EXERCISE OBJECTIVE →
Here are some records; copy every line that holds the word "JSON".
--- START OF DATASET EXTRACT ---
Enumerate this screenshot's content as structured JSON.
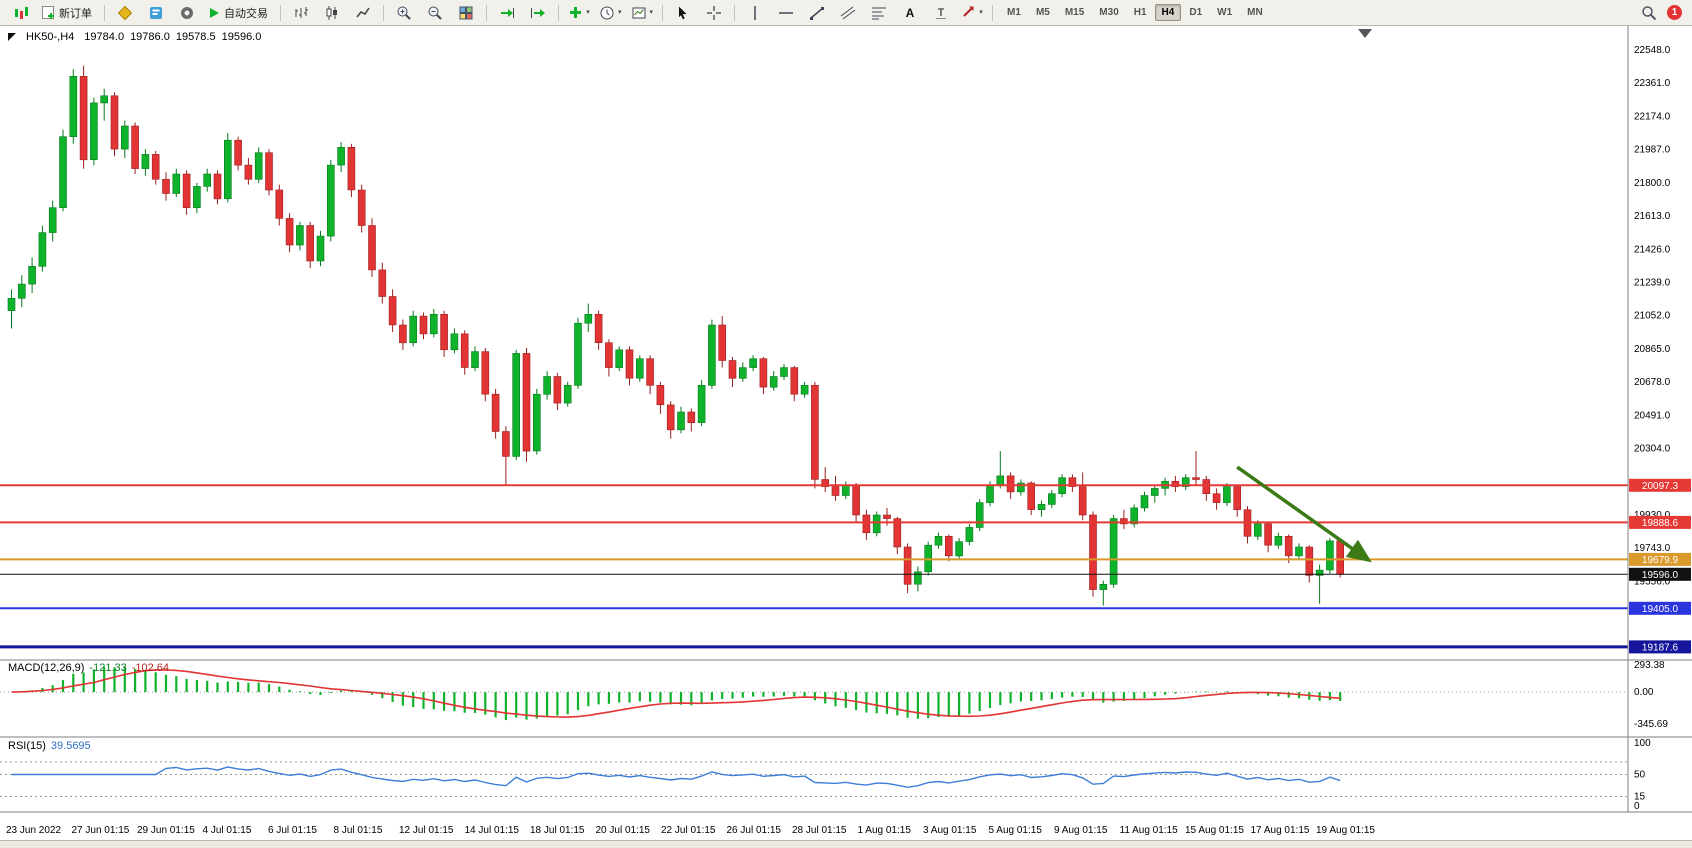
{
  "toolbar": {
    "new_order_label": "新订单",
    "auto_trading_label": "自动交易",
    "timeframes": [
      "M1",
      "M5",
      "M15",
      "M30",
      "H1",
      "H4",
      "D1",
      "W1",
      "MN"
    ],
    "active_timeframe": "H4",
    "notification_count": "1"
  },
  "chart": {
    "symbol_period": "HK50-,H4",
    "open": "19784.0",
    "high": "19786.0",
    "low": "19578.5",
    "close": "19596.0"
  },
  "indicators": {
    "macd": {
      "label": "MACD(12,26,9)",
      "value_main": "-121.33",
      "value_signal": "-102.64",
      "axis": [
        "293.38",
        "0.00",
        "-345.69"
      ]
    },
    "rsi": {
      "label": "RSI(15)",
      "value": "39.5695",
      "axis": [
        "100",
        "50",
        "15",
        "0"
      ],
      "levels": [
        70,
        50,
        15
      ]
    }
  },
  "chart_data": [
    {
      "type": "candlestick",
      "title": "HK50- H4",
      "y_ticks": [
        "22548.0",
        "22361.0",
        "22174.0",
        "21987.0",
        "21800.0",
        "21613.0",
        "21426.0",
        "21239.0",
        "21052.0",
        "20865.0",
        "20678.0",
        "20491.0",
        "20304.0",
        "19930.0",
        "19743.0",
        "19556.0"
      ],
      "price_lines": [
        {
          "label": "20097.3",
          "price": 20097.3,
          "color": "#e53935",
          "width": 2
        },
        {
          "label": "19888.6",
          "price": 19888.6,
          "color": "#e53935",
          "width": 2
        },
        {
          "label": "19679.9",
          "price": 19679.9,
          "color": "#d9992b",
          "width": 2
        },
        {
          "label": "19596.0",
          "price": 19596.0,
          "color": "#111111",
          "width": 1
        },
        {
          "label": "19405.0",
          "price": 19405.0,
          "color": "#2b35dd",
          "width": 2
        },
        {
          "label": "19187.6",
          "price": 19187.6,
          "color": "#15159b",
          "width": 3
        }
      ],
      "x_labels": [
        "23 Jun 2022",
        "27 Jun 01:15",
        "29 Jun 01:15",
        "4 Jul 01:15",
        "6 Jul 01:15",
        "8 Jul 01:15",
        "12 Jul 01:15",
        "14 Jul 01:15",
        "18 Jul 01:15",
        "20 Jul 01:15",
        "22 Jul 01:15",
        "26 Jul 01:15",
        "28 Jul 01:15",
        "1 Aug 01:15",
        "3 Aug 01:15",
        "5 Aug 01:15",
        "9 Aug 01:15",
        "11 Aug 01:15",
        "15 Aug 01:15",
        "17 Aug 01:15",
        "19 Aug 01:15"
      ],
      "arrow": {
        "from_index": 119,
        "from_price": 20200,
        "to_index": 132,
        "to_price": 19680,
        "color": "#3c7a16"
      },
      "candles": [
        [
          21080,
          21200,
          20980,
          21150
        ],
        [
          21150,
          21280,
          21100,
          21230
        ],
        [
          21230,
          21380,
          21180,
          21330
        ],
        [
          21330,
          21560,
          21300,
          21520
        ],
        [
          21520,
          21700,
          21470,
          21660
        ],
        [
          21660,
          22100,
          21640,
          22060
        ],
        [
          22060,
          22440,
          22020,
          22400
        ],
        [
          22400,
          22460,
          21880,
          21930
        ],
        [
          21930,
          22280,
          21900,
          22250
        ],
        [
          22250,
          22330,
          22150,
          22290
        ],
        [
          22290,
          22310,
          21950,
          21990
        ],
        [
          21990,
          22150,
          21940,
          22120
        ],
        [
          22120,
          22140,
          21850,
          21880
        ],
        [
          21880,
          21990,
          21840,
          21960
        ],
        [
          21960,
          21980,
          21790,
          21820
        ],
        [
          21820,
          21860,
          21700,
          21740
        ],
        [
          21740,
          21880,
          21720,
          21850
        ],
        [
          21850,
          21870,
          21620,
          21660
        ],
        [
          21660,
          21800,
          21630,
          21780
        ],
        [
          21780,
          21880,
          21750,
          21850
        ],
        [
          21850,
          21870,
          21680,
          21710
        ],
        [
          21710,
          22080,
          21690,
          22040
        ],
        [
          22040,
          22060,
          21870,
          21900
        ],
        [
          21900,
          21940,
          21790,
          21820
        ],
        [
          21820,
          22000,
          21800,
          21970
        ],
        [
          21970,
          21990,
          21730,
          21760
        ],
        [
          21760,
          21790,
          21560,
          21600
        ],
        [
          21600,
          21630,
          21410,
          21450
        ],
        [
          21450,
          21580,
          21420,
          21560
        ],
        [
          21560,
          21580,
          21320,
          21360
        ],
        [
          21360,
          21530,
          21330,
          21500
        ],
        [
          21500,
          21930,
          21470,
          21900
        ],
        [
          21900,
          22030,
          21860,
          22000
        ],
        [
          22000,
          22020,
          21720,
          21760
        ],
        [
          21760,
          21790,
          21520,
          21560
        ],
        [
          21560,
          21600,
          21270,
          21310
        ],
        [
          21310,
          21350,
          21120,
          21160
        ],
        [
          21160,
          21200,
          20960,
          21000
        ],
        [
          21000,
          21030,
          20860,
          20900
        ],
        [
          20900,
          21080,
          20880,
          21050
        ],
        [
          21050,
          21070,
          20920,
          20950
        ],
        [
          20950,
          21090,
          20930,
          21060
        ],
        [
          21060,
          21080,
          20820,
          20860
        ],
        [
          20860,
          20980,
          20840,
          20950
        ],
        [
          20950,
          20970,
          20720,
          20760
        ],
        [
          20760,
          20880,
          20740,
          20850
        ],
        [
          20850,
          20870,
          20570,
          20610
        ],
        [
          20610,
          20640,
          20360,
          20400
        ],
        [
          20400,
          20430,
          20100,
          20260
        ],
        [
          20260,
          20860,
          20240,
          20840
        ],
        [
          20840,
          20870,
          20230,
          20290
        ],
        [
          20290,
          20640,
          20270,
          20610
        ],
        [
          20610,
          20740,
          20580,
          20710
        ],
        [
          20710,
          20730,
          20520,
          20560
        ],
        [
          20560,
          20680,
          20540,
          20660
        ],
        [
          20660,
          21040,
          20640,
          21010
        ],
        [
          21010,
          21120,
          20960,
          21060
        ],
        [
          21060,
          21080,
          20860,
          20900
        ],
        [
          20900,
          20920,
          20710,
          20760
        ],
        [
          20760,
          20880,
          20740,
          20860
        ],
        [
          20860,
          20880,
          20660,
          20700
        ],
        [
          20700,
          20830,
          20680,
          20810
        ],
        [
          20810,
          20830,
          20610,
          20660
        ],
        [
          20660,
          20680,
          20500,
          20550
        ],
        [
          20550,
          20570,
          20360,
          20410
        ],
        [
          20410,
          20540,
          20390,
          20510
        ],
        [
          20510,
          20530,
          20400,
          20450
        ],
        [
          20450,
          20690,
          20430,
          20660
        ],
        [
          20660,
          21030,
          20640,
          21000
        ],
        [
          21000,
          21050,
          20760,
          20800
        ],
        [
          20800,
          20820,
          20650,
          20700
        ],
        [
          20700,
          20790,
          20680,
          20760
        ],
        [
          20760,
          20830,
          20740,
          20810
        ],
        [
          20810,
          20820,
          20610,
          20650
        ],
        [
          20650,
          20740,
          20630,
          20710
        ],
        [
          20710,
          20780,
          20690,
          20760
        ],
        [
          20760,
          20770,
          20570,
          20610
        ],
        [
          20610,
          20680,
          20590,
          20660
        ],
        [
          20660,
          20680,
          20080,
          20130
        ],
        [
          20130,
          20200,
          20060,
          20090
        ],
        [
          20090,
          20150,
          20010,
          20040
        ],
        [
          20040,
          20120,
          20020,
          20100
        ],
        [
          20100,
          20110,
          19890,
          19930
        ],
        [
          19930,
          19960,
          19790,
          19830
        ],
        [
          19830,
          19950,
          19810,
          19930
        ],
        [
          19930,
          19970,
          19870,
          19910
        ],
        [
          19910,
          19920,
          19710,
          19750
        ],
        [
          19750,
          19770,
          19490,
          19540
        ],
        [
          19540,
          19640,
          19500,
          19610
        ],
        [
          19610,
          19780,
          19590,
          19760
        ],
        [
          19760,
          19830,
          19740,
          19810
        ],
        [
          19810,
          19820,
          19670,
          19700
        ],
        [
          19700,
          19800,
          19680,
          19780
        ],
        [
          19780,
          19880,
          19760,
          19860
        ],
        [
          19860,
          20020,
          19840,
          20000
        ],
        [
          20000,
          20120,
          19980,
          20100
        ],
        [
          20100,
          20290,
          20080,
          20150
        ],
        [
          20150,
          20170,
          20020,
          20060
        ],
        [
          20060,
          20130,
          20040,
          20110
        ],
        [
          20110,
          20120,
          19930,
          19960
        ],
        [
          19960,
          20010,
          19920,
          19990
        ],
        [
          19990,
          20070,
          19970,
          20050
        ],
        [
          20050,
          20160,
          20030,
          20140
        ],
        [
          20140,
          20160,
          20060,
          20090
        ],
        [
          20090,
          20170,
          19900,
          19930
        ],
        [
          19930,
          19950,
          19470,
          19510
        ],
        [
          19510,
          19560,
          19420,
          19540
        ],
        [
          19540,
          19930,
          19520,
          19910
        ],
        [
          19910,
          19960,
          19850,
          19880
        ],
        [
          19880,
          19990,
          19860,
          19970
        ],
        [
          19970,
          20060,
          19950,
          20040
        ],
        [
          20040,
          20100,
          20000,
          20080
        ],
        [
          20080,
          20140,
          20040,
          20120
        ],
        [
          20120,
          20150,
          20060,
          20090
        ],
        [
          20090,
          20160,
          20070,
          20140
        ],
        [
          20140,
          20290,
          20100,
          20130
        ],
        [
          20130,
          20150,
          20010,
          20050
        ],
        [
          20050,
          20080,
          19960,
          20000
        ],
        [
          20000,
          20110,
          19980,
          20090
        ],
        [
          20090,
          20100,
          19920,
          19960
        ],
        [
          19960,
          19980,
          19770,
          19810
        ],
        [
          19810,
          19900,
          19790,
          19880
        ],
        [
          19880,
          19890,
          19720,
          19760
        ],
        [
          19760,
          19830,
          19740,
          19810
        ],
        [
          19810,
          19820,
          19660,
          19700
        ],
        [
          19700,
          19770,
          19680,
          19750
        ],
        [
          19750,
          19760,
          19550,
          19590
        ],
        [
          19590,
          19650,
          19430,
          19620
        ],
        [
          19620,
          19800,
          19600,
          19784
        ],
        [
          19784,
          19786,
          19578.5,
          19596
        ]
      ]
    },
    {
      "type": "bar",
      "name": "MACD",
      "params": [
        12,
        26,
        9
      ],
      "current_main": -121.33,
      "current_signal": -102.64,
      "ylim": [
        -345.69,
        293.38
      ]
    },
    {
      "type": "line",
      "name": "RSI",
      "params": [
        15
      ],
      "current": 39.5695,
      "ylim": [
        0,
        100
      ]
    }
  ]
}
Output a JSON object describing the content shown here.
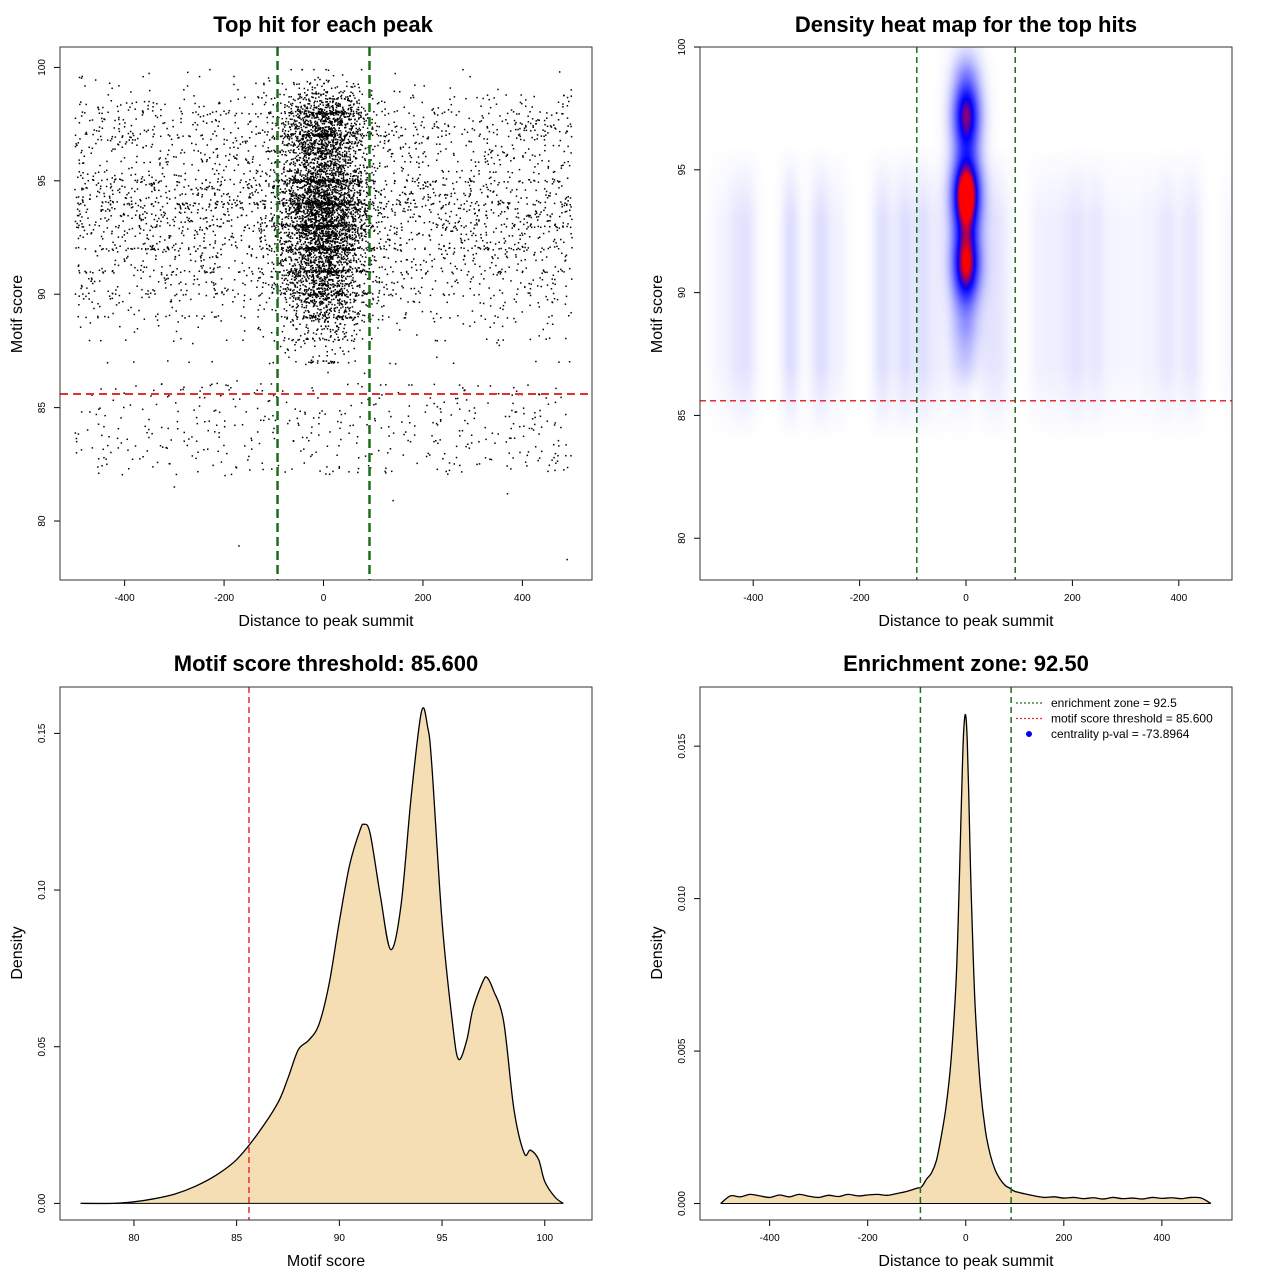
{
  "chart_data": [
    {
      "type": "scatter",
      "title": "Top hit for each peak",
      "xlabel": "Distance to peak summit",
      "ylabel": "Motif score",
      "xlim": [
        -530,
        540
      ],
      "ylim": [
        77.4,
        100.9
      ],
      "xticks": [
        -400,
        -200,
        0,
        200,
        400
      ],
      "yticks": [
        80,
        85,
        90,
        95,
        100
      ],
      "xtick_labels": [
        "-400",
        "-200",
        "0",
        "200",
        "400"
      ],
      "ytick_labels": [
        "80",
        "85",
        "90",
        "95",
        "100"
      ],
      "threshold_y": 85.6,
      "zone_x": [
        -92.5,
        92.5
      ],
      "threshold_color": "#e0302f",
      "zone_color": "#1a6e1a",
      "point_color": "#000000",
      "point_summary": {
        "n_background": 3500,
        "n_central": 5000,
        "x_range": [
          -500,
          500
        ],
        "score_peaks": [
          91.2,
          94.0,
          97.2
        ],
        "central_sd": 45,
        "discrete_levels": [
          86,
          87,
          88,
          89,
          90,
          91,
          92,
          93,
          94,
          95,
          97,
          98
        ]
      },
      "outliers": [
        {
          "x": -300,
          "y": 81.5
        },
        {
          "x": -170,
          "y": 78.9
        },
        {
          "x": 140,
          "y": 80.9
        },
        {
          "x": 370,
          "y": 81.2
        },
        {
          "x": 490,
          "y": 78.3
        },
        {
          "x": -430,
          "y": 99.3
        },
        {
          "x": 475,
          "y": 99.8
        },
        {
          "x": -180,
          "y": 99.6
        }
      ]
    },
    {
      "type": "heatmap",
      "title": "Density heat map for the top hits",
      "xlabel": "Distance to peak summit",
      "ylabel": "Motif score",
      "xlim": [
        -500,
        500
      ],
      "ylim": [
        78.3,
        100
      ],
      "xticks": [
        -400,
        -200,
        0,
        200,
        400
      ],
      "yticks": [
        80,
        85,
        90,
        95,
        100
      ],
      "xtick_labels": [
        "-400",
        "-200",
        "0",
        "200",
        "400"
      ],
      "ytick_labels": [
        "80",
        "85",
        "90",
        "95",
        "100"
      ],
      "threshold_y": 85.6,
      "zone_x": [
        -92.5,
        92.5
      ],
      "colors": [
        "#ffffff",
        "#0000ff",
        "#ff0000"
      ],
      "hotspots": [
        {
          "x": 0,
          "y": 94.0,
          "intensity": 1.0
        },
        {
          "x": 0,
          "y": 91.2,
          "intensity": 0.75
        },
        {
          "x": 0,
          "y": 97.2,
          "intensity": 0.65
        }
      ]
    },
    {
      "type": "area",
      "title": "Motif score threshold: 85.600",
      "xlabel": "Motif score",
      "ylabel": "Density",
      "xlim": [
        76.4,
        102.3
      ],
      "ylim": [
        -0.0053,
        0.1648
      ],
      "xticks": [
        80,
        85,
        90,
        95,
        100
      ],
      "yticks": [
        0.0,
        0.05,
        0.1,
        0.15
      ],
      "xtick_labels": [
        "80",
        "85",
        "90",
        "95",
        "100"
      ],
      "ytick_labels": [
        "0.00",
        "0.05",
        "0.10",
        "0.15"
      ],
      "threshold_x": 85.6,
      "fill": "#f5deb3",
      "x": [
        77.4,
        79,
        80,
        81,
        82,
        83,
        84,
        85,
        86,
        87,
        87.5,
        88,
        88.5,
        89,
        89.5,
        90,
        90.5,
        91,
        91.2,
        91.5,
        92,
        92.5,
        93,
        93.5,
        94,
        94.3,
        94.5,
        95,
        95.5,
        95.8,
        96.2,
        96.5,
        97,
        97.2,
        97.5,
        98,
        98.5,
        99,
        99.3,
        99.7,
        100,
        100.5,
        100.9
      ],
      "y": [
        0.0,
        0.0,
        0.0005,
        0.0015,
        0.003,
        0.0055,
        0.009,
        0.014,
        0.022,
        0.032,
        0.04,
        0.049,
        0.052,
        0.057,
        0.07,
        0.09,
        0.108,
        0.119,
        0.121,
        0.118,
        0.098,
        0.081,
        0.095,
        0.13,
        0.157,
        0.152,
        0.14,
        0.09,
        0.058,
        0.046,
        0.052,
        0.062,
        0.071,
        0.072,
        0.068,
        0.058,
        0.03,
        0.016,
        0.017,
        0.014,
        0.007,
        0.002,
        0.0
      ]
    },
    {
      "type": "area",
      "title": "Enrichment zone: 92.50",
      "xlabel": "Distance to peak summit",
      "ylabel": "Density",
      "xlim": [
        -542,
        543
      ],
      "ylim": [
        -0.00054,
        0.01694
      ],
      "xticks": [
        -400,
        -200,
        0,
        200,
        400
      ],
      "yticks": [
        0.0,
        0.005,
        0.01,
        0.015
      ],
      "xtick_labels": [
        "-400",
        "-200",
        "0",
        "200",
        "400"
      ],
      "ytick_labels": [
        "0.000",
        "0.005",
        "0.010",
        "0.015"
      ],
      "zone_x": [
        -92.5,
        92.5
      ],
      "fill": "#f5deb3",
      "legend": [
        {
          "label": "enrichment zone = 92.5",
          "color": "#1a6e1a",
          "kind": "line"
        },
        {
          "label": "motif score threshold = 85.600",
          "color": "#e0302f",
          "kind": "line"
        },
        {
          "label": "centrality p-val = -73.8964",
          "color": "#0000ff",
          "kind": "point"
        }
      ],
      "legend_position": "top-right",
      "x": [
        -500,
        -480,
        -460,
        -440,
        -420,
        -400,
        -380,
        -360,
        -340,
        -320,
        -300,
        -280,
        -260,
        -240,
        -220,
        -200,
        -180,
        -160,
        -140,
        -120,
        -100,
        -90,
        -80,
        -70,
        -60,
        -50,
        -40,
        -30,
        -20,
        -15,
        -10,
        -6,
        -3,
        0,
        3,
        6,
        10,
        15,
        20,
        30,
        40,
        50,
        60,
        70,
        80,
        90,
        100,
        120,
        140,
        160,
        180,
        200,
        220,
        240,
        260,
        280,
        300,
        320,
        340,
        360,
        380,
        400,
        420,
        440,
        460,
        480,
        500
      ],
      "y": [
        0.0,
        0.00025,
        0.00022,
        0.0003,
        0.00025,
        0.0002,
        0.00028,
        0.00022,
        0.0003,
        0.00024,
        0.0002,
        0.00027,
        0.00023,
        0.0003,
        0.00025,
        0.00028,
        0.0003,
        0.00027,
        0.00033,
        0.0004,
        0.0005,
        0.00055,
        0.0008,
        0.001,
        0.0014,
        0.0022,
        0.0032,
        0.0047,
        0.0072,
        0.0095,
        0.0125,
        0.0148,
        0.0158,
        0.016,
        0.0152,
        0.0135,
        0.0108,
        0.0082,
        0.0062,
        0.0038,
        0.0024,
        0.0016,
        0.0011,
        0.0008,
        0.0006,
        0.0005,
        0.0004,
        0.00032,
        0.00025,
        0.0002,
        0.00022,
        0.00018,
        0.0002,
        0.00016,
        0.00019,
        0.00015,
        0.0002,
        0.00016,
        0.00018,
        0.00015,
        0.0002,
        0.00017,
        0.00019,
        0.00016,
        0.0002,
        0.00018,
        0.0
      ]
    }
  ]
}
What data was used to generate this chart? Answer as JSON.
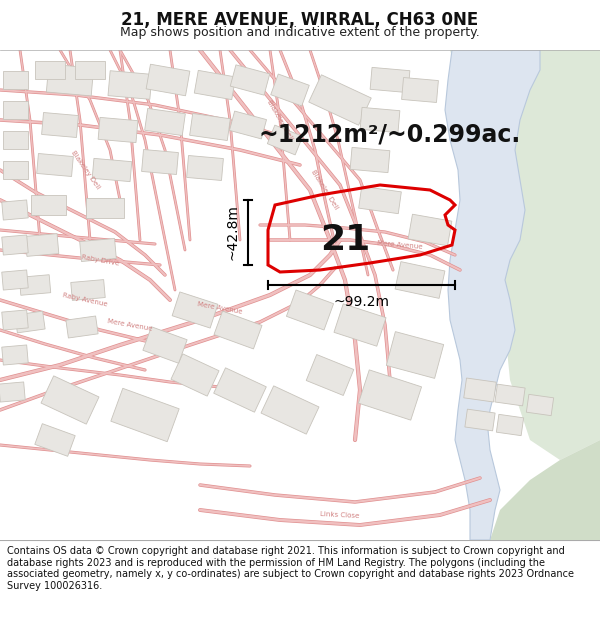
--- END OF DATASET EXTRACT ---
TASK RESULT →
Enumerate this screenshot's content as structured JSON.
Output a JSON object describing the content shown here.
What data was used to generate this chart? Answer as JSON.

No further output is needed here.